==== GIVEN DATA ====

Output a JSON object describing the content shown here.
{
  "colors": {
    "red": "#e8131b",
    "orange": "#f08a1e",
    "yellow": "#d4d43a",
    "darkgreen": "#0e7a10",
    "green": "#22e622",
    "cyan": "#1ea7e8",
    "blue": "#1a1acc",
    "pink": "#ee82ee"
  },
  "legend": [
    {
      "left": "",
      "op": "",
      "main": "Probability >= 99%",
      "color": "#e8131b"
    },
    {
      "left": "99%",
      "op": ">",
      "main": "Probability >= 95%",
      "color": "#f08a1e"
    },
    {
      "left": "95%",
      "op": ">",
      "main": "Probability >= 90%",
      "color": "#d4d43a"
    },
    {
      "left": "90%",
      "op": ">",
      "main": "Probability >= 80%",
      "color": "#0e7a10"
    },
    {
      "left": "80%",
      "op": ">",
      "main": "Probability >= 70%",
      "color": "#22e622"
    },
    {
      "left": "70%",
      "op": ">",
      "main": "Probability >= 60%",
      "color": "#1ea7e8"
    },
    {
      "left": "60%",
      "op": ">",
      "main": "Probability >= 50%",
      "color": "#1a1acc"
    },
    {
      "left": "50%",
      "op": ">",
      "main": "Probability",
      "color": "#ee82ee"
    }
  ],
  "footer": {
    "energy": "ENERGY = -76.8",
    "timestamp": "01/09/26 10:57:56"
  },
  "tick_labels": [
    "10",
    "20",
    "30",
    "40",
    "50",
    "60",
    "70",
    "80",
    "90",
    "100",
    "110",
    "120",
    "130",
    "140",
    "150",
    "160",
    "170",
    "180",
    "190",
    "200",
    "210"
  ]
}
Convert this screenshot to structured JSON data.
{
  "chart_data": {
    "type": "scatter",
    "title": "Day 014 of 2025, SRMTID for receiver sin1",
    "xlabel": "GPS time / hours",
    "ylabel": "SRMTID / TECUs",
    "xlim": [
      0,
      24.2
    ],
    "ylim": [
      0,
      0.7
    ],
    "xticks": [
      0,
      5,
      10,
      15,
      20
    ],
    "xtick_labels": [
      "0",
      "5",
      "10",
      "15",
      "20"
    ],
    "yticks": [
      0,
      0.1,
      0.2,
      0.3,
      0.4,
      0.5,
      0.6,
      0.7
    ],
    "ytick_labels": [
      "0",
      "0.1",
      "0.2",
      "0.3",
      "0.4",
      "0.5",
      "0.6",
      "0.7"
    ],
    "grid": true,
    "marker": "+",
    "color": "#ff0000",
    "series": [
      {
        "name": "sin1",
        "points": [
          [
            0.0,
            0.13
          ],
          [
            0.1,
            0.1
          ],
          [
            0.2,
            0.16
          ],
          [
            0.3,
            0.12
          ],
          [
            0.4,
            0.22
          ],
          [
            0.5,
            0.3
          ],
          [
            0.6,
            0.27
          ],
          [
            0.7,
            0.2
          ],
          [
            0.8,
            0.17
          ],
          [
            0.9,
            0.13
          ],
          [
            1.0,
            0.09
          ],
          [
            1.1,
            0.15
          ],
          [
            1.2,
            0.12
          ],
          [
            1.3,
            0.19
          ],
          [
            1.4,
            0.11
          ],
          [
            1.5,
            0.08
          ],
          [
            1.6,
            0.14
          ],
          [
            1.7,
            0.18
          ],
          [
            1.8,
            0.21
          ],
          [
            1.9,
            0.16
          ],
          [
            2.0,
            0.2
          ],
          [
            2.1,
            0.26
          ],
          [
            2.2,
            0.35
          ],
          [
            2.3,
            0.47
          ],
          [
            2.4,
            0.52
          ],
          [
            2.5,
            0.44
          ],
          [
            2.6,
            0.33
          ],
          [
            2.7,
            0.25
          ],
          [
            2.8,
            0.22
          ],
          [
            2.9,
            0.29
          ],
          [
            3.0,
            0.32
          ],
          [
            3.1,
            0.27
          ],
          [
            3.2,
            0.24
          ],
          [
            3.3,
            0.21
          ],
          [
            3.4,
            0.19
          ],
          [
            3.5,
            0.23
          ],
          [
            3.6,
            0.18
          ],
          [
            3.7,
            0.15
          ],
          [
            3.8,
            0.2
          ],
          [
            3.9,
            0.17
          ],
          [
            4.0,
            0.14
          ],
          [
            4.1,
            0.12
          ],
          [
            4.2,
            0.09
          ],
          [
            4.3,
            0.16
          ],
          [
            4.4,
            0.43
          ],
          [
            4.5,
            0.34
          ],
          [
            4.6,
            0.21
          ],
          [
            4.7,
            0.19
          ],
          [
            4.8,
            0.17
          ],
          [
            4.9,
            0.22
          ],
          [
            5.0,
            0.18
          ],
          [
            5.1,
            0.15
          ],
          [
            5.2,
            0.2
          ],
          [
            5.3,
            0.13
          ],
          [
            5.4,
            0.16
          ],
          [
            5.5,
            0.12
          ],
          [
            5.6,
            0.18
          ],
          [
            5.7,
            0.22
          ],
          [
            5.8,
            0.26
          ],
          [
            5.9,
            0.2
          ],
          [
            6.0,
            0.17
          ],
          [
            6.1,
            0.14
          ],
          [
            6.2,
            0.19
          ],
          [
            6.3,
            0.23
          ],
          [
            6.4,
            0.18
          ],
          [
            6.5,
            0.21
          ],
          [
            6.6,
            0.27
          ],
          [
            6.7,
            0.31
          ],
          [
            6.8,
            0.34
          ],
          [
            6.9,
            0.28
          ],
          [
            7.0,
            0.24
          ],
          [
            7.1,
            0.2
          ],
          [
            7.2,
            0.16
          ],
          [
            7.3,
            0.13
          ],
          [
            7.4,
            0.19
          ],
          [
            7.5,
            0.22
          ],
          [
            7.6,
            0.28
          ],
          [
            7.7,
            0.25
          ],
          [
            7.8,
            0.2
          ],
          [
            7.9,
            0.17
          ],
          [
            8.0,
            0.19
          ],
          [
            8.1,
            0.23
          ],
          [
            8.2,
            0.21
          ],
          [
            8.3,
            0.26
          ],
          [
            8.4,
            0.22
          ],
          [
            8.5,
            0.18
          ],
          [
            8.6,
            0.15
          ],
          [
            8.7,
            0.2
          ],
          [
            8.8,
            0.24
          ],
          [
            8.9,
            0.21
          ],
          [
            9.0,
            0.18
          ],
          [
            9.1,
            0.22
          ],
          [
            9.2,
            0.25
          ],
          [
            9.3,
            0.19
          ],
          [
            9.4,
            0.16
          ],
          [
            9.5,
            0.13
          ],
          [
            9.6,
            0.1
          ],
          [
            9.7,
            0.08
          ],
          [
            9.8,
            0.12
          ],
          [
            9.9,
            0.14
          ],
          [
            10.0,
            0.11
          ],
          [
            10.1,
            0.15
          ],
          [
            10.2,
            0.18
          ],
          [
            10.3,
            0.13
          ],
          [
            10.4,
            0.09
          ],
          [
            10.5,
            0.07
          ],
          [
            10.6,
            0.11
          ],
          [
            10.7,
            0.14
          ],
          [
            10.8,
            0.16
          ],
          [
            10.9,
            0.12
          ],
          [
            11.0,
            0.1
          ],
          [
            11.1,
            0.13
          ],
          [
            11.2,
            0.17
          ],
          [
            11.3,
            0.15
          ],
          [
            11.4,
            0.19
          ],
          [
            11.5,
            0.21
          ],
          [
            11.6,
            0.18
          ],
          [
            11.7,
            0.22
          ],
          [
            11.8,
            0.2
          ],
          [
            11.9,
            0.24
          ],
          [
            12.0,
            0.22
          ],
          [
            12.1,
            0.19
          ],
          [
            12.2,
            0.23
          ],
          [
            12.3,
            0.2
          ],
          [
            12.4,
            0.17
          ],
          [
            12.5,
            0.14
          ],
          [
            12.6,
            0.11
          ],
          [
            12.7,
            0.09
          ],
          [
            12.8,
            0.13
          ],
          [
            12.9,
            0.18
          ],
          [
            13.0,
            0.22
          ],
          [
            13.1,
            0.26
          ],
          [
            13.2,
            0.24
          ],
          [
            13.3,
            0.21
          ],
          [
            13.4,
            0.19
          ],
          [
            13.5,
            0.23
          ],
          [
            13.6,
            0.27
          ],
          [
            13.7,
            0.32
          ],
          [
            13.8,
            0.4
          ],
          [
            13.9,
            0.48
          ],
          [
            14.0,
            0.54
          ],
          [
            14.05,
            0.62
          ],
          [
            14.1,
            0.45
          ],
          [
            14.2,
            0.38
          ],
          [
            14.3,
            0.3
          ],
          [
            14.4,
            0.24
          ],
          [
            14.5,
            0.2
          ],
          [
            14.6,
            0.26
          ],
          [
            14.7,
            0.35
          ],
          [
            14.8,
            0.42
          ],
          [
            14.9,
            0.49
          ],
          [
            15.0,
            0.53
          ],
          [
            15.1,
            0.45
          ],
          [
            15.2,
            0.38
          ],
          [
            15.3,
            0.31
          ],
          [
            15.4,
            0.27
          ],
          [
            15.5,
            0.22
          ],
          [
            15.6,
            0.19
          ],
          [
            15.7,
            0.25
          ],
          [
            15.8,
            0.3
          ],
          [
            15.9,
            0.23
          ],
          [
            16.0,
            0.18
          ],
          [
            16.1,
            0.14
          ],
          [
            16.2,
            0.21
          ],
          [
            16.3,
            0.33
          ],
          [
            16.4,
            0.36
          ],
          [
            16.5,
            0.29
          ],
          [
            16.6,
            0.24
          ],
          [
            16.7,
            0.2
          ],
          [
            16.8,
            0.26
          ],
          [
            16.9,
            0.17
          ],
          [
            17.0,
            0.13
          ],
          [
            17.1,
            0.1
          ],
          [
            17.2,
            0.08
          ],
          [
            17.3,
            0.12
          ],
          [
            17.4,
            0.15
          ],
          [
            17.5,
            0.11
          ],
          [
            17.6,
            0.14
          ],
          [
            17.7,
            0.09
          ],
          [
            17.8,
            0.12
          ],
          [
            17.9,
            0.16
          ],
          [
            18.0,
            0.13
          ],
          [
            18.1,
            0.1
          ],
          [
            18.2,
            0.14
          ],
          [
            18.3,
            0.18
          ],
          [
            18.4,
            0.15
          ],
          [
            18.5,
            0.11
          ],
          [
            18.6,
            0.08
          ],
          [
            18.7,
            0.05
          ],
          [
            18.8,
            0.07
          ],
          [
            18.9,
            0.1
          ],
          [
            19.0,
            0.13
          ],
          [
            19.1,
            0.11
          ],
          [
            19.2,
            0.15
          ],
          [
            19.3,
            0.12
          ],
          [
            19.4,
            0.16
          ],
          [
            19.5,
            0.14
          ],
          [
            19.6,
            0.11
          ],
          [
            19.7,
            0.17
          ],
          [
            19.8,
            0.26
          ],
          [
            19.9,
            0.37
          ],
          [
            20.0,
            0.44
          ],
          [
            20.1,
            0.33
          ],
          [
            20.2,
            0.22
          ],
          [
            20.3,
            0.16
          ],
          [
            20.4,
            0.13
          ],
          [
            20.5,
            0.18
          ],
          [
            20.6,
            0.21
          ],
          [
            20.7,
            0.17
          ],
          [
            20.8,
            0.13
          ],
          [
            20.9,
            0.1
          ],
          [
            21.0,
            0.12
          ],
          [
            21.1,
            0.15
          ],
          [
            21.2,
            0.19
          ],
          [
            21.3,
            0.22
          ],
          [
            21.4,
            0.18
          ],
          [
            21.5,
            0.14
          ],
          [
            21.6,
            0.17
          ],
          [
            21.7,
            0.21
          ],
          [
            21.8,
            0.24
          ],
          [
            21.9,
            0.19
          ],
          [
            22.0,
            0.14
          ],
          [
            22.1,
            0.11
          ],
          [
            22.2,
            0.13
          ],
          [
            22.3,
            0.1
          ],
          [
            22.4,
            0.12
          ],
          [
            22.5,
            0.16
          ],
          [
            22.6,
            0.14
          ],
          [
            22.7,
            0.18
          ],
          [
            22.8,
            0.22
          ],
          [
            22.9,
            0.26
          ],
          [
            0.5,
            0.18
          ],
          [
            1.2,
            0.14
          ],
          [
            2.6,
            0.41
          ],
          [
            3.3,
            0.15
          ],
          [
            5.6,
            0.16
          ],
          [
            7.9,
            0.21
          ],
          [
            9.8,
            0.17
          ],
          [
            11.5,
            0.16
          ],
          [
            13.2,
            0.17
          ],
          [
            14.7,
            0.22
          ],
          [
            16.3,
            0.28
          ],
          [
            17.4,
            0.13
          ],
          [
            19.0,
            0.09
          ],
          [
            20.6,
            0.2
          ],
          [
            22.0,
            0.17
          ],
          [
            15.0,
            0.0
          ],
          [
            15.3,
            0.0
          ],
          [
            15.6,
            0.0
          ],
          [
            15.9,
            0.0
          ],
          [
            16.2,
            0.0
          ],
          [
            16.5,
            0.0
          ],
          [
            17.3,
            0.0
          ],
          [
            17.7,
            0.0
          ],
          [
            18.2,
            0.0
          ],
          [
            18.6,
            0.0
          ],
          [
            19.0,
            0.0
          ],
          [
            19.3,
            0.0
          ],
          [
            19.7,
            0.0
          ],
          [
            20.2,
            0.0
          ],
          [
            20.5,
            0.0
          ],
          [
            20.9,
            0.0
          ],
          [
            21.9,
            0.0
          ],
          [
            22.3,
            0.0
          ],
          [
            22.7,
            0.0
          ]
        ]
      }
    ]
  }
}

====

Which lines hold the string "left"? List them all.

      "left": "",
      "left": "99%",
      "left": "95%",
      "left": "90%",
      "left": "80%",
      "left": "70%",
      "left": "60%",
      "left": "50%",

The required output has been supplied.